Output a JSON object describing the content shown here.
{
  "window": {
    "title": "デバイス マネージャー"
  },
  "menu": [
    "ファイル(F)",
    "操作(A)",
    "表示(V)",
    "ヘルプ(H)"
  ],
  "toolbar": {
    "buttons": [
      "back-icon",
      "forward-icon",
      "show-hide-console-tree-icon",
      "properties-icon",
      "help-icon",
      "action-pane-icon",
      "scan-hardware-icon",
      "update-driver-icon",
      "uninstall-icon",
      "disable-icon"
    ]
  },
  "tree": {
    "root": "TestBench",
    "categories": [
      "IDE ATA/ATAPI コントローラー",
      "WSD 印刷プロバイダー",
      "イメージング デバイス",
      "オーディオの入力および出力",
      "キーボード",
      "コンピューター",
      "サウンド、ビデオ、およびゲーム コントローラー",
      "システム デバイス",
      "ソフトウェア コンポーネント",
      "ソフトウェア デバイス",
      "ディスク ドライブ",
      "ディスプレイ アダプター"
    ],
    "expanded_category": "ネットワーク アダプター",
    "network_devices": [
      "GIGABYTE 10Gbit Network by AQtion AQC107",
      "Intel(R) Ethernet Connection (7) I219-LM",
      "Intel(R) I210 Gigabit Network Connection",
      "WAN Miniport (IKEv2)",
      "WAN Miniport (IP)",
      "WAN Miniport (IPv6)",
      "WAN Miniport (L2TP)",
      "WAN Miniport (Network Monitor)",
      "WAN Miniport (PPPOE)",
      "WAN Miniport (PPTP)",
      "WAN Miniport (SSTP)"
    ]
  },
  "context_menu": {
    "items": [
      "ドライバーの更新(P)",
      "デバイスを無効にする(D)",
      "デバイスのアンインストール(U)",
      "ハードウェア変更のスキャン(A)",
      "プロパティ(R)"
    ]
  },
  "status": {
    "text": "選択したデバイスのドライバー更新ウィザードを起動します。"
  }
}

--

** What the task requires **
Reproduce the data, keeping every line exactly the same.

** Output for this exercise **
Output a JSON object describing the content shown here.
{
  "window": {
    "title": "デバイス マネージャー"
  },
  "menu": [
    "ファイル(F)",
    "操作(A)",
    "表示(V)",
    "ヘルプ(H)"
  ],
  "toolbar": {
    "buttons": [
      "back-icon",
      "forward-icon",
      "show-hide-console-tree-icon",
      "properties-icon",
      "help-icon",
      "action-pane-icon",
      "scan-hardware-icon",
      "update-driver-icon",
      "uninstall-icon",
      "disable-icon"
    ]
  },
  "tree": {
    "root": "TestBench",
    "categories": [
      "IDE ATA/ATAPI コントローラー",
      "WSD 印刷プロバイダー",
      "イメージング デバイス",
      "オーディオの入力および出力",
      "キーボード",
      "コンピューター",
      "サウンド、ビデオ、およびゲーム コントローラー",
      "システム デバイス",
      "ソフトウェア コンポーネント",
      "ソフトウェア デバイス",
      "ディスク ドライブ",
      "ディスプレイ アダプター"
    ],
    "expanded_category": "ネットワーク アダプター",
    "network_devices": [
      "GIGABYTE 10Gbit Network by AQtion AQC107",
      "Intel(R) Ethernet Connection (7) I219-LM",
      "Intel(R) I210 Gigabit Network Connection",
      "WAN Miniport (IKEv2)",
      "WAN Miniport (IP)",
      "WAN Miniport (IPv6)",
      "WAN Miniport (L2TP)",
      "WAN Miniport (Network Monitor)",
      "WAN Miniport (PPPOE)",
      "WAN Miniport (PPTP)",
      "WAN Miniport (SSTP)"
    ]
  },
  "context_menu": {
    "items": [
      "ドライバーの更新(P)",
      "デバイスを無効にする(D)",
      "デバイスのアンインストール(U)",
      "ハードウェア変更のスキャン(A)",
      "プロパティ(R)"
    ]
  },
  "status": {
    "text": "選択したデバイスのドライバー更新ウィザードを起動します。"
  }
}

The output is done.